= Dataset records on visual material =
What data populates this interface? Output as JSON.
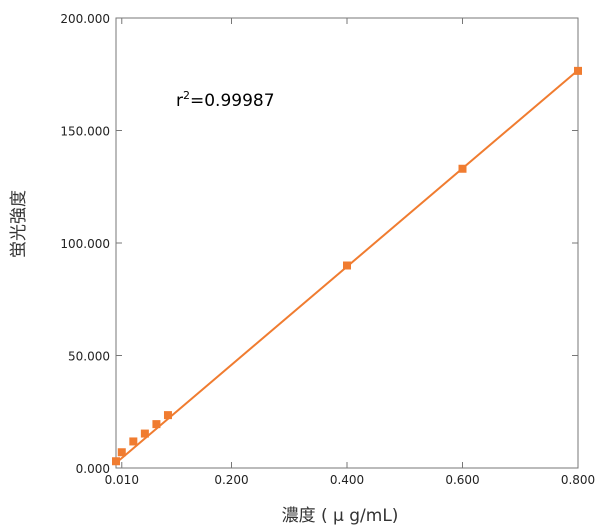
{
  "chart_data": {
    "type": "scatter",
    "xlabel": "濃度 ( μ g/mL)",
    "ylabel": "蛍光強度",
    "xlim": [
      0,
      0.8
    ],
    "ylim": [
      0,
      200000
    ],
    "x_tick_labels": [
      "0.010",
      "0.200",
      "0.400",
      "0.600",
      "0.800"
    ],
    "x_tick_values": [
      0.01,
      0.2,
      0.4,
      0.6,
      0.8
    ],
    "y_tick_labels": [
      "0.000",
      "50.000",
      "100.000",
      "150.000",
      "200.000"
    ],
    "y_tick_values": [
      0,
      50000,
      100000,
      150000,
      200000
    ],
    "annotation": {
      "base": "r",
      "sup": "2",
      "text": "=0.99987"
    },
    "series": [
      {
        "color": "#f07c30",
        "x": [
          0.0,
          0.01,
          0.03,
          0.05,
          0.07,
          0.09,
          0.4,
          0.6,
          0.8
        ],
        "y": [
          3000,
          7000,
          11800,
          15300,
          19500,
          23500,
          90000,
          133000,
          176500
        ],
        "fit": {
          "x": [
            0.0,
            0.8
          ],
          "y": [
            2200,
            176800
          ]
        }
      }
    ],
    "grid": false,
    "legend": "none"
  }
}
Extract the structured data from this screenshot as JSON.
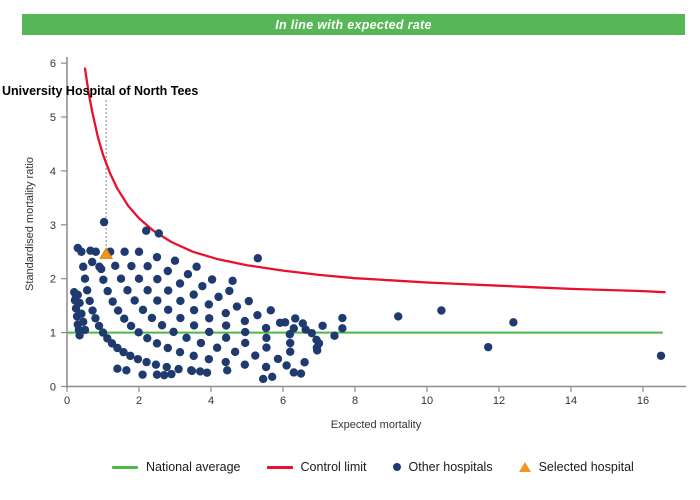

= PROMPT =
Omit the pictures and give the material again, exactly and in full.

= TASK OUTPUT =
What data populates this interface? Output as JSON.
{
  "chart_data": {
    "type": "scatter",
    "xlabel": "濃度 ( μ g/mL)",
    "ylabel": "蛍光強度",
    "xlim": [
      0,
      0.8
    ],
    "ylim": [
      0,
      200000
    ],
    "x_tick_labels": [
      "0.010",
      "0.200",
      "0.400",
      "0.600",
      "0.800"
    ],
    "x_tick_values": [
      0.01,
      0.2,
      0.4,
      0.6,
      0.8
    ],
    "y_tick_labels": [
      "0.000",
      "50.000",
      "100.000",
      "150.000",
      "200.000"
    ],
    "y_tick_values": [
      0,
      50000,
      100000,
      150000,
      200000
    ],
    "annotation": {
      "base": "r",
      "sup": "2",
      "text": "=0.99987"
    },
    "series": [
      {
        "color": "#f07c30",
        "x": [
          0.0,
          0.01,
          0.03,
          0.05,
          0.07,
          0.09,
          0.4,
          0.6,
          0.8
        ],
        "y": [
          3000,
          7000,
          11800,
          15300,
          19500,
          23500,
          90000,
          133000,
          176500
        ],
        "fit": {
          "x": [
            0.0,
            0.8
          ],
          "y": [
            2200,
            176800
          ]
        }
      }
    ],
    "grid": false,
    "legend": "none"
  }
}
Extract the structured data from this screenshot as JSON.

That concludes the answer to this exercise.